#### Written problem
Repeat every line exactly, keeping the pictures out of the copy.

--------------------------------

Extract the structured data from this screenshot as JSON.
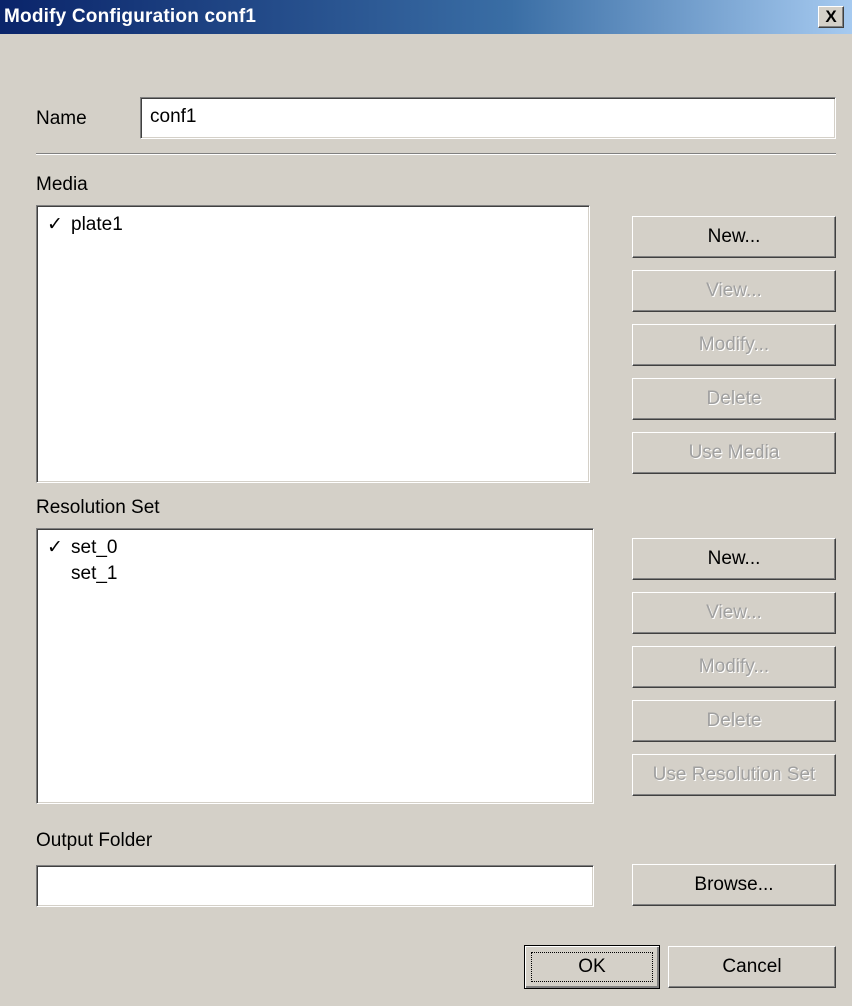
{
  "window": {
    "title": "Modify Configuration conf1",
    "close_label": "X"
  },
  "name": {
    "label": "Name",
    "value": "conf1"
  },
  "media": {
    "label": "Media",
    "items": [
      {
        "name": "plate1",
        "checked": "✓"
      }
    ],
    "buttons": {
      "new": "New...",
      "view": "View...",
      "modify": "Modify...",
      "delete": "Delete",
      "use": "Use Media"
    }
  },
  "resolution": {
    "label": "Resolution Set",
    "items": [
      {
        "name": "set_0",
        "checked": "✓"
      },
      {
        "name": "set_1",
        "checked": ""
      }
    ],
    "buttons": {
      "new": "New...",
      "view": "View...",
      "modify": "Modify...",
      "delete": "Delete",
      "use": "Use Resolution Set"
    }
  },
  "output": {
    "label": "Output Folder",
    "value": "",
    "browse": "Browse..."
  },
  "footer": {
    "ok": "OK",
    "cancel": "Cancel"
  }
}
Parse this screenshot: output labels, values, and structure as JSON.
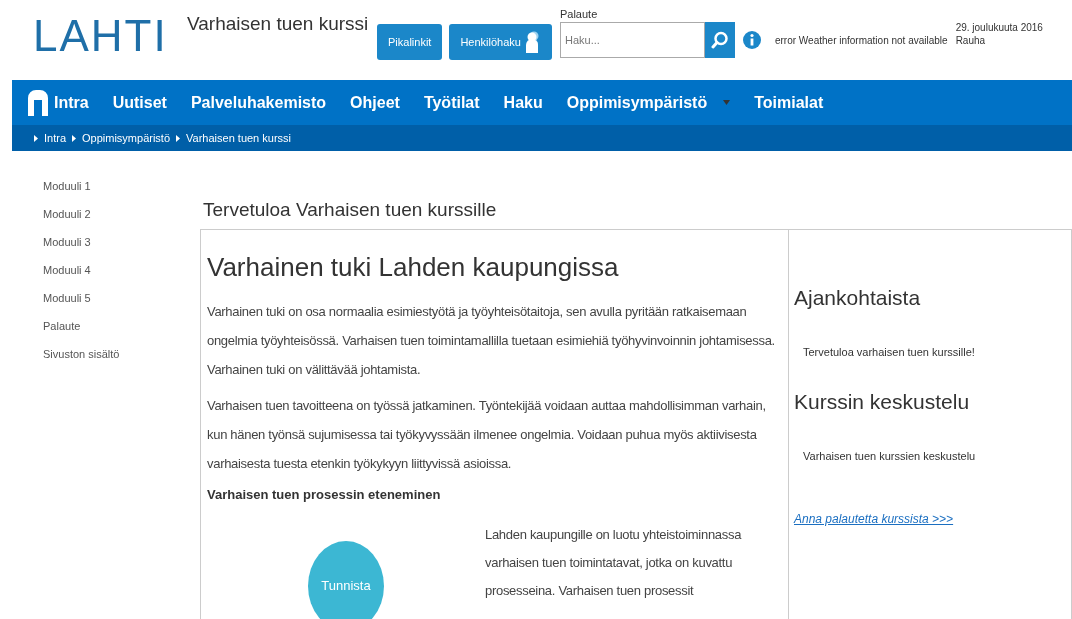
{
  "header": {
    "logo": "LAHTI",
    "site_title": "Varhaisen tuen kurssi",
    "buttons": [
      {
        "label": "Pikalinkit",
        "kind": "plain"
      },
      {
        "label": "Henkilöhaku",
        "kind": "person"
      }
    ],
    "search": {
      "label": "Palaute",
      "placeholder": "Haku..."
    },
    "weather": "error Weather information not available",
    "date": "29. joulukuuta 2016",
    "name_day": "Rauha"
  },
  "nav": {
    "items": [
      {
        "label": "Intra",
        "kind": "home",
        "dropdown": false
      },
      {
        "label": "Uutiset",
        "kind": "link",
        "dropdown": false
      },
      {
        "label": "Palveluhakemisto",
        "kind": "link",
        "dropdown": false
      },
      {
        "label": "Ohjeet",
        "kind": "link",
        "dropdown": false
      },
      {
        "label": "Työtilat",
        "kind": "link",
        "dropdown": false
      },
      {
        "label": "Haku",
        "kind": "link",
        "dropdown": false
      },
      {
        "label": "Oppimisympäristö",
        "kind": "link",
        "dropdown": true
      },
      {
        "label": "Toimialat",
        "kind": "link",
        "dropdown": false
      }
    ]
  },
  "breadcrumb": [
    "Intra",
    "Oppimisympäristö",
    "Varhaisen tuen kurssi"
  ],
  "sidebar": {
    "items": [
      "Moduuli 1",
      "Moduuli 2",
      "Moduuli 3",
      "Moduuli 4",
      "Moduuli 5",
      "Palaute",
      "Sivuston sisältö"
    ]
  },
  "page_title": "Tervetuloa Varhaisen tuen kurssille",
  "main": {
    "heading": "Varhainen tuki Lahden kaupungissa",
    "paragraphs": [
      "Varhainen tuki on osa normaalia esimiestyötä ja työyhteisötaitoja, sen avulla pyritään ratkaisemaan ongelmia työyhteisössä. Varhaisen tuen toimintamallilla tuetaan esimiehiä työhyvinvoinnin johtamisessa. Varhainen tuki on välittävää johtamista.",
      "Varhaisen tuen tavoitteena on työssä jatkaminen. Työntekijää voidaan auttaa mahdollisimman varhain, kun hänen työnsä sujumisessa tai työkyvyssään ilmenee ongelmia. Voidaan puhua myös aktiivisesta varhaisesta tuesta etenkin työkykyyn liittyvissä asioissa."
    ],
    "subheading": "Varhaisen tuen prosessin eteneminen",
    "process_step": "Tunnista",
    "process_text": "Lahden kaupungille on luotu yhteistoiminnassa varhaisen tuen toimintatavat, jotka on kuvattu prosesseina. Varhaisen tuen prosessit"
  },
  "aside": {
    "sections": [
      {
        "title": "Ajankohtaista",
        "text": "Tervetuloa varhaisen tuen kurssille!"
      },
      {
        "title": "Kurssin keskustelu",
        "text": "Varhaisen tuen kurssien keskustelu"
      }
    ],
    "link": "Anna palautetta kurssista >>>"
  }
}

--------------------------------

#### Written response
Extract the structured data from this screenshot as JSON.
{
  "window": {
    "title": "Modify Configuration conf1",
    "close_label": "X"
  },
  "name": {
    "label": "Name",
    "value": "conf1"
  },
  "media": {
    "label": "Media",
    "items": [
      {
        "name": "plate1",
        "checked": "✓"
      }
    ],
    "buttons": {
      "new": "New...",
      "view": "View...",
      "modify": "Modify...",
      "delete": "Delete",
      "use": "Use Media"
    }
  },
  "resolution": {
    "label": "Resolution Set",
    "items": [
      {
        "name": "set_0",
        "checked": "✓"
      },
      {
        "name": "set_1",
        "checked": ""
      }
    ],
    "buttons": {
      "new": "New...",
      "view": "View...",
      "modify": "Modify...",
      "delete": "Delete",
      "use": "Use Resolution Set"
    }
  },
  "output": {
    "label": "Output Folder",
    "value": "",
    "browse": "Browse..."
  },
  "footer": {
    "ok": "OK",
    "cancel": "Cancel"
  }
}
Parse this screenshot: output labels, values, and structure as JSON.
{
  "header": {
    "logo": "LAHTI",
    "site_title": "Varhaisen tuen kurssi",
    "buttons": [
      {
        "label": "Pikalinkit",
        "kind": "plain"
      },
      {
        "label": "Henkilöhaku",
        "kind": "person"
      }
    ],
    "search": {
      "label": "Palaute",
      "placeholder": "Haku..."
    },
    "weather": "error Weather information not available",
    "date": "29. joulukuuta 2016",
    "name_day": "Rauha"
  },
  "nav": {
    "items": [
      {
        "label": "Intra",
        "kind": "home",
        "dropdown": false
      },
      {
        "label": "Uutiset",
        "kind": "link",
        "dropdown": false
      },
      {
        "label": "Palveluhakemisto",
        "kind": "link",
        "dropdown": false
      },
      {
        "label": "Ohjeet",
        "kind": "link",
        "dropdown": false
      },
      {
        "label": "Työtilat",
        "kind": "link",
        "dropdown": false
      },
      {
        "label": "Haku",
        "kind": "link",
        "dropdown": false
      },
      {
        "label": "Oppimisympäristö",
        "kind": "link",
        "dropdown": true
      },
      {
        "label": "Toimialat",
        "kind": "link",
        "dropdown": false
      }
    ]
  },
  "breadcrumb": [
    "Intra",
    "Oppimisympäristö",
    "Varhaisen tuen kurssi"
  ],
  "sidebar": {
    "items": [
      "Moduuli 1",
      "Moduuli 2",
      "Moduuli 3",
      "Moduuli 4",
      "Moduuli 5",
      "Palaute",
      "Sivuston sisältö"
    ]
  },
  "page_title": "Tervetuloa Varhaisen tuen kurssille",
  "main": {
    "heading": "Varhainen tuki Lahden kaupungissa",
    "paragraphs": [
      "Varhainen tuki on osa normaalia esimiestyötä ja työyhteisötaitoja, sen avulla pyritään ratkaisemaan ongelmia työyhteisössä. Varhaisen tuen toimintamallilla tuetaan esimiehiä työhyvinvoinnin johtamisessa. Varhainen tuki on välittävää johtamista.",
      "Varhaisen tuen tavoitteena on työssä jatkaminen. Työntekijää voidaan auttaa mahdollisimman varhain, kun hänen työnsä sujumisessa tai työkyvyssään ilmenee ongelmia. Voidaan puhua myös aktiivisesta varhaisesta tuesta etenkin työkykyyn liittyvissä asioissa."
    ],
    "subheading": "Varhaisen tuen prosessin eteneminen",
    "process_step": "Tunnista",
    "process_text": "Lahden kaupungille on luotu yhteistoiminnassa varhaisen tuen toimintatavat, jotka on kuvattu prosesseina. Varhaisen tuen prosessit"
  },
  "aside": {
    "sections": [
      {
        "title": "Ajankohtaista",
        "text": "Tervetuloa varhaisen tuen kurssille!"
      },
      {
        "title": "Kurssin keskustelu",
        "text": "Varhaisen tuen kurssien keskustelu"
      }
    ],
    "link": "Anna palautetta kurssista >>>"
  }
}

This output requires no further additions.